[BEGIN]
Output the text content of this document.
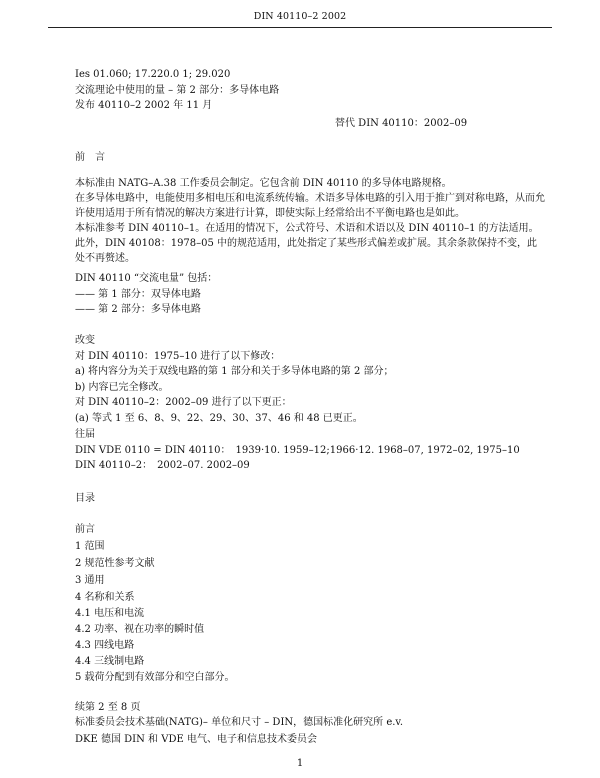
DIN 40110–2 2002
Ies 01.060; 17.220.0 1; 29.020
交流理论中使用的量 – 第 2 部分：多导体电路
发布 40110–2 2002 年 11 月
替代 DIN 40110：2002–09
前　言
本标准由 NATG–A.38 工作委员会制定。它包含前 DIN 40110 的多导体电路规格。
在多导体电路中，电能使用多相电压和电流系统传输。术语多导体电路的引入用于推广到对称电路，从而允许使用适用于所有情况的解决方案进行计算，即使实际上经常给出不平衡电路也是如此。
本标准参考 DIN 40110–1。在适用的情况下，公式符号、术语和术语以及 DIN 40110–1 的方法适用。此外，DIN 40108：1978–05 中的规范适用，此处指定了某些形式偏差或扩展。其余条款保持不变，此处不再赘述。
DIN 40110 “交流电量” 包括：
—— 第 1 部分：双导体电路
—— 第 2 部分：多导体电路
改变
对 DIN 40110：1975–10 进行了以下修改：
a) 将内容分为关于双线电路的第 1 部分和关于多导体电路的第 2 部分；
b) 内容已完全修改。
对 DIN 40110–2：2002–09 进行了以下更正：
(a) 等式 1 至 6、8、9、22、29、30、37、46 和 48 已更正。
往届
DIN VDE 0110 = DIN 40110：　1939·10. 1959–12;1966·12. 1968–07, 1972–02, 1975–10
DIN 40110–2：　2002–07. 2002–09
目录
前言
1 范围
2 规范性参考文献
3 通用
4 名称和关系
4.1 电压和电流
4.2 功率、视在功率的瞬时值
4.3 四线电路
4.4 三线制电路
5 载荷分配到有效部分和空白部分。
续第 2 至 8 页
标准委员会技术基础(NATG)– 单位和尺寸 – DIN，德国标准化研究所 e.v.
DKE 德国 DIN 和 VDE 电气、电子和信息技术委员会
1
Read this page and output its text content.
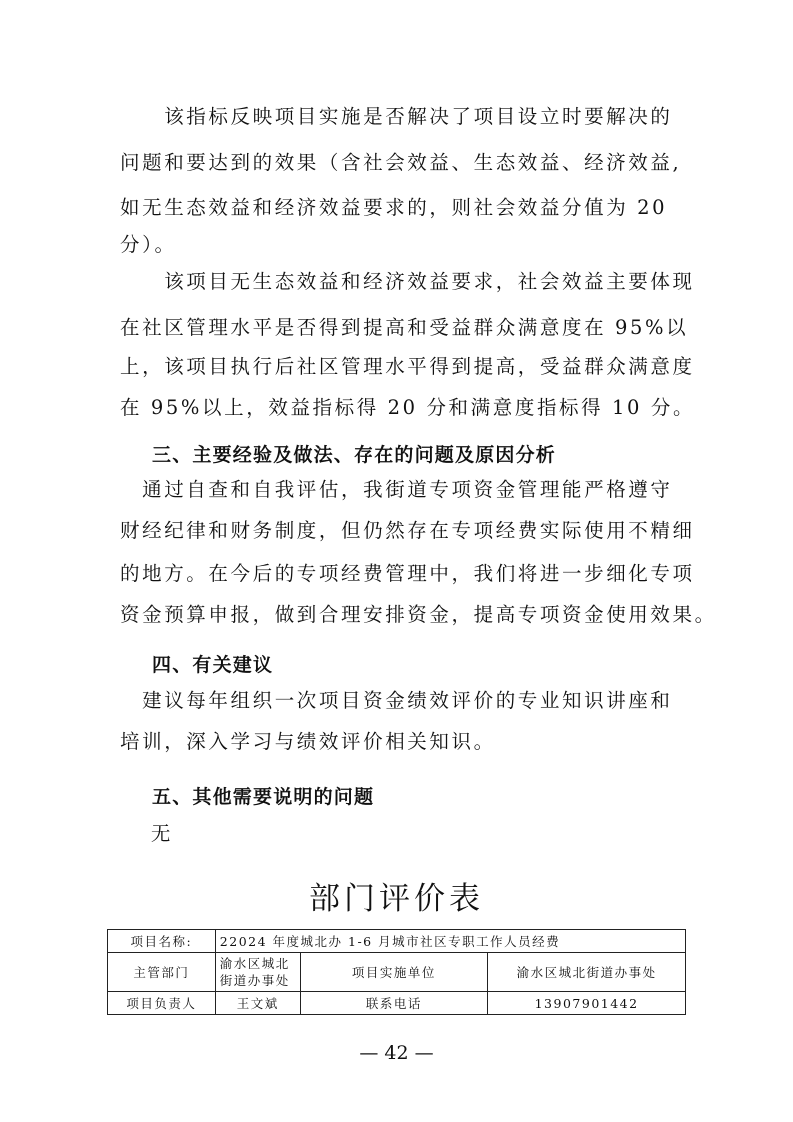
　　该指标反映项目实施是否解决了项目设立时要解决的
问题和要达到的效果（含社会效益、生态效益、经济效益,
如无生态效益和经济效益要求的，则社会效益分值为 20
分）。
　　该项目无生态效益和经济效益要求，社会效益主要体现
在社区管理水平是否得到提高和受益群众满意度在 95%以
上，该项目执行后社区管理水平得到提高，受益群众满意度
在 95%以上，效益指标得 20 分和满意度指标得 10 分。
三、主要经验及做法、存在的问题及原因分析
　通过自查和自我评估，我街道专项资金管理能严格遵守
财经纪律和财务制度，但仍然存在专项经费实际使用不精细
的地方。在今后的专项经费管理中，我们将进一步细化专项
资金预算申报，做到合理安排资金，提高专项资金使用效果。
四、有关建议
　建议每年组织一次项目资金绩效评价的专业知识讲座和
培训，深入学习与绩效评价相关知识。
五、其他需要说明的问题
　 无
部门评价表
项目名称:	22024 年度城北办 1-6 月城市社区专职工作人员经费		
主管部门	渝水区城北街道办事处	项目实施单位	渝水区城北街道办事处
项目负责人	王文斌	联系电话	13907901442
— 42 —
[END]
_Aim of the task:_
Transcribe the material exactly, keeping every word and none of the pictures.

_Answer for the task:_
Output the text content of this document.
DIN 40110–2 2002
Ies 01.060; 17.220.0 1; 29.020
交流理论中使用的量 – 第 2 部分：多导体电路
发布 40110–2 2002 年 11 月
替代 DIN 40110：2002–09
前　言
本标准由 NATG–A.38 工作委员会制定。它包含前 DIN 40110 的多导体电路规格。
在多导体电路中，电能使用多相电压和电流系统传输。术语多导体电路的引入用于推广到对称电路，从而允许使用适用于所有情况的解决方案进行计算，即使实际上经常给出不平衡电路也是如此。
本标准参考 DIN 40110–1。在适用的情况下，公式符号、术语和术语以及 DIN 40110–1 的方法适用。此外，DIN 40108：1978–05 中的规范适用，此处指定了某些形式偏差或扩展。其余条款保持不变，此处不再赘述。
DIN 40110 “交流电量” 包括：
—— 第 1 部分：双导体电路
—— 第 2 部分：多导体电路
改变
对 DIN 40110：1975–10 进行了以下修改：
a) 将内容分为关于双线电路的第 1 部分和关于多导体电路的第 2 部分；
b) 内容已完全修改。
对 DIN 40110–2：2002–09 进行了以下更正：
(a) 等式 1 至 6、8、9、22、29、30、37、46 和 48 已更正。
往届
DIN VDE 0110 = DIN 40110：　1939·10. 1959–12;1966·12. 1968–07, 1972–02, 1975–10
DIN 40110–2：　2002–07. 2002–09
目录
前言
1 范围
2 规范性参考文献
3 通用
4 名称和关系
4.1 电压和电流
4.2 功率、视在功率的瞬时值
4.3 四线电路
4.4 三线制电路
5 载荷分配到有效部分和空白部分。
续第 2 至 8 页
标准委员会技术基础(NATG)– 单位和尺寸 – DIN，德国标准化研究所 e.v.
DKE 德国 DIN 和 VDE 电气、电子和信息技术委员会
1
Read this page and output its text content.
　　该指标反映项目实施是否解决了项目设立时要解决的
问题和要达到的效果（含社会效益、生态效益、经济效益,
如无生态效益和经济效益要求的，则社会效益分值为 20
分）。
　　该项目无生态效益和经济效益要求，社会效益主要体现
在社区管理水平是否得到提高和受益群众满意度在 95%以
上，该项目执行后社区管理水平得到提高，受益群众满意度
在 95%以上，效益指标得 20 分和满意度指标得 10 分。
三、主要经验及做法、存在的问题及原因分析
　通过自查和自我评估，我街道专项资金管理能严格遵守
财经纪律和财务制度，但仍然存在专项经费实际使用不精细
的地方。在今后的专项经费管理中，我们将进一步细化专项
资金预算申报，做到合理安排资金，提高专项资金使用效果。
四、有关建议
　建议每年组织一次项目资金绩效评价的专业知识讲座和
培训，深入学习与绩效评价相关知识。
五、其他需要说明的问题
　 无
部门评价表
项目名称:	22024 年度城北办 1-6 月城市社区专职工作人员经费		
主管部门	渝水区城北街道办事处	项目实施单位	渝水区城北街道办事处
项目负责人	王文斌	联系电话	13907901442
— 42 —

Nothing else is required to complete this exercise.